Stored data:
□ □ □ □

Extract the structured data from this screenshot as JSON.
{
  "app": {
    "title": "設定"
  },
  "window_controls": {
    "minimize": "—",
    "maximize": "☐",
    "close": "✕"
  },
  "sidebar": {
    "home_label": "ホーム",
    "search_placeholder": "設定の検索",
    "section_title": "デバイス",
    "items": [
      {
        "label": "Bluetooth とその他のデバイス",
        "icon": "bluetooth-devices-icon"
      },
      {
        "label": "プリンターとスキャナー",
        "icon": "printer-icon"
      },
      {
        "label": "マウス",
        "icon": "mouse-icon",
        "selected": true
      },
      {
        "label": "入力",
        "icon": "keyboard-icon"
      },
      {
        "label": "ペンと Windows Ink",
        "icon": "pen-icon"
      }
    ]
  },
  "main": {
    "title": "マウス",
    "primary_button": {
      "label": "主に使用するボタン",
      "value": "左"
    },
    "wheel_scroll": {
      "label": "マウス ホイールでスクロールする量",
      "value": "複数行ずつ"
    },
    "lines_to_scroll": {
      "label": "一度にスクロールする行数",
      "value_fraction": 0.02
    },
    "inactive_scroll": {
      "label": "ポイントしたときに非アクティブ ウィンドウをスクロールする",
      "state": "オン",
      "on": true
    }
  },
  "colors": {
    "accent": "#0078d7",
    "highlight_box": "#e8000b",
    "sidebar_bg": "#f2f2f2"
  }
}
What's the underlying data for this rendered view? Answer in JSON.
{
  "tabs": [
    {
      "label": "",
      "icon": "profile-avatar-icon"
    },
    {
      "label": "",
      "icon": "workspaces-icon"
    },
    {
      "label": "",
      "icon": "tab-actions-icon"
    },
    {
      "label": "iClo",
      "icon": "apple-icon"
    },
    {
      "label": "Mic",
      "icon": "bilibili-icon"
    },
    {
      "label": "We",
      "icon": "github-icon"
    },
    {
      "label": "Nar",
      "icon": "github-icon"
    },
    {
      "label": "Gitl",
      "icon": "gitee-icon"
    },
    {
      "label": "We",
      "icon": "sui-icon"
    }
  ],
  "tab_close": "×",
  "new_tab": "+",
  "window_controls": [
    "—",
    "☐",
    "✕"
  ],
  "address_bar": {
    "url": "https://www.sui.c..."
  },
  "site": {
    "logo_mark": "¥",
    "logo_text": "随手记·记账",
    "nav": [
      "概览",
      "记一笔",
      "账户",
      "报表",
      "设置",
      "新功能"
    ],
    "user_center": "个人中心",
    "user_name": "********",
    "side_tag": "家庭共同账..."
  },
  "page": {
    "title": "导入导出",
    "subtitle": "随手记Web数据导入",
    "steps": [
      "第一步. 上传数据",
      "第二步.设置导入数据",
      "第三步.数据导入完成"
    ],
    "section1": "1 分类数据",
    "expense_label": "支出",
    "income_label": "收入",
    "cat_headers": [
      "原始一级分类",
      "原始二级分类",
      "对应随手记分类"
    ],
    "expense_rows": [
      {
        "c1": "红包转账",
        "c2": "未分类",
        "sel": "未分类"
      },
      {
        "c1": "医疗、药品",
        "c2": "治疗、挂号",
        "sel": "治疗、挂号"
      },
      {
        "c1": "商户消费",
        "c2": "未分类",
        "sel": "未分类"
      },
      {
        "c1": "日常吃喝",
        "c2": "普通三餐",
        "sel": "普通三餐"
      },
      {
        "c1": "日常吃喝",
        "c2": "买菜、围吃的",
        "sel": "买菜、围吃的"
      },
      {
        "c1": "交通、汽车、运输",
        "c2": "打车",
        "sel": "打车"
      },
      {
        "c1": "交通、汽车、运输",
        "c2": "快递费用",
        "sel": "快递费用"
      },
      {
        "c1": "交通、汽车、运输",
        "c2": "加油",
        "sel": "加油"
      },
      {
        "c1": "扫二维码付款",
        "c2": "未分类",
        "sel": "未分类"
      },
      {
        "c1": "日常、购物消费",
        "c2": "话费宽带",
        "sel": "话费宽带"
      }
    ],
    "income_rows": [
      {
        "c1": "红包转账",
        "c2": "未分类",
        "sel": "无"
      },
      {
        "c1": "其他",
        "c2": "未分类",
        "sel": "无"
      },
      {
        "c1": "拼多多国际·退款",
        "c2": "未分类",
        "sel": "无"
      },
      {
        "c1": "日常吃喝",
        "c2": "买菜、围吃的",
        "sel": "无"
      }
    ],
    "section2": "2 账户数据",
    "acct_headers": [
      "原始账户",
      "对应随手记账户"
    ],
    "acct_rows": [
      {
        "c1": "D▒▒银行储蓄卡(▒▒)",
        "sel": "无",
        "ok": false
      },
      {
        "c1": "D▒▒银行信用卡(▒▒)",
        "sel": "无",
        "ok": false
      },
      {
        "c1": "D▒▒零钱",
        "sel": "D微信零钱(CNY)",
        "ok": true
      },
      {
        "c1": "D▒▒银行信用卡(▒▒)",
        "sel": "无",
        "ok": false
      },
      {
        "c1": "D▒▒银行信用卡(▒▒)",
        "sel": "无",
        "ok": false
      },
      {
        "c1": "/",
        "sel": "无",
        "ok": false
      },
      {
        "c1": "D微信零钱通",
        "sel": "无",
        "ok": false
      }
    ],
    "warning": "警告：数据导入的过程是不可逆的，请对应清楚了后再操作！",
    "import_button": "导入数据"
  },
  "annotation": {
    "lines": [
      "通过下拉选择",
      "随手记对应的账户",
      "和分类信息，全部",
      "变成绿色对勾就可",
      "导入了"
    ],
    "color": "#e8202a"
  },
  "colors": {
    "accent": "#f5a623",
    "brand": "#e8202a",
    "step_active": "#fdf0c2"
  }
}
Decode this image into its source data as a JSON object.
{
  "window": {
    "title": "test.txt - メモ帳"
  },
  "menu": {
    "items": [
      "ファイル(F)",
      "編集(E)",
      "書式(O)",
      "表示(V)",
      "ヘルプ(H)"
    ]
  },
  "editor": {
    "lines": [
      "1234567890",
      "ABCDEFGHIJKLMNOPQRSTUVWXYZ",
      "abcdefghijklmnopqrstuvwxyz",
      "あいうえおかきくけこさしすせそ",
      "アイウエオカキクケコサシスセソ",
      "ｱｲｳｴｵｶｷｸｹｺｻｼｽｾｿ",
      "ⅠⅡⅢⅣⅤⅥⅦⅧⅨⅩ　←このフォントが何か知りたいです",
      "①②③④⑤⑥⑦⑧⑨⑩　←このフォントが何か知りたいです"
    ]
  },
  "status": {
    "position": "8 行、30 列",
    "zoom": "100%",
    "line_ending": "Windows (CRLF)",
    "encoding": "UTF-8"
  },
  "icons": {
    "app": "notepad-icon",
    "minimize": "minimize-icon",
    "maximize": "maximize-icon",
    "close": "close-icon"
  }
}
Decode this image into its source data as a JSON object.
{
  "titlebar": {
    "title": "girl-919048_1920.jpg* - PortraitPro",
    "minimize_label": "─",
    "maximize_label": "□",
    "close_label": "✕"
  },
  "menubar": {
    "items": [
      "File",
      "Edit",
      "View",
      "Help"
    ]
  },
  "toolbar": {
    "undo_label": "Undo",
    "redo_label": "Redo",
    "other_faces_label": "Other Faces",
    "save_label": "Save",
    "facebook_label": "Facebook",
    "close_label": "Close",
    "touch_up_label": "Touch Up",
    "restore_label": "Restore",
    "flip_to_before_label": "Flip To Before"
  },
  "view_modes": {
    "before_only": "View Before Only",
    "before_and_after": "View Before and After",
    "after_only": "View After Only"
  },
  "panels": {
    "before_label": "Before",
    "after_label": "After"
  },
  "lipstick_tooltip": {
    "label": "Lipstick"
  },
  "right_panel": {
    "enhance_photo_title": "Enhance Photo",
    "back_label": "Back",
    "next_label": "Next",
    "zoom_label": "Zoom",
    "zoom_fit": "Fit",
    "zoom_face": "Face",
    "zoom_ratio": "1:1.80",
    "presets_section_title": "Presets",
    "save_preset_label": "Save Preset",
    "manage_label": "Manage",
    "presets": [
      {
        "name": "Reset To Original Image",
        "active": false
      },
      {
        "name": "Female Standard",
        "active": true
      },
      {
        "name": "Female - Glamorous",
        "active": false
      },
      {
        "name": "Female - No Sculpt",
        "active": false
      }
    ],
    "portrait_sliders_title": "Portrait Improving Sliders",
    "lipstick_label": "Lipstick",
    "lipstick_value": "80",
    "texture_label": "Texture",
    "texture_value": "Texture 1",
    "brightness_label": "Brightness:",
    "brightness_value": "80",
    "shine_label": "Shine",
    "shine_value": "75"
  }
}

□ □ □ □

-- Task details --
Copy out every line from the records that has the word "After".

-- Exercise output --
    "before_and_after": "View Before and After",
    "after_only": "View After Only"
    "after_label": "After"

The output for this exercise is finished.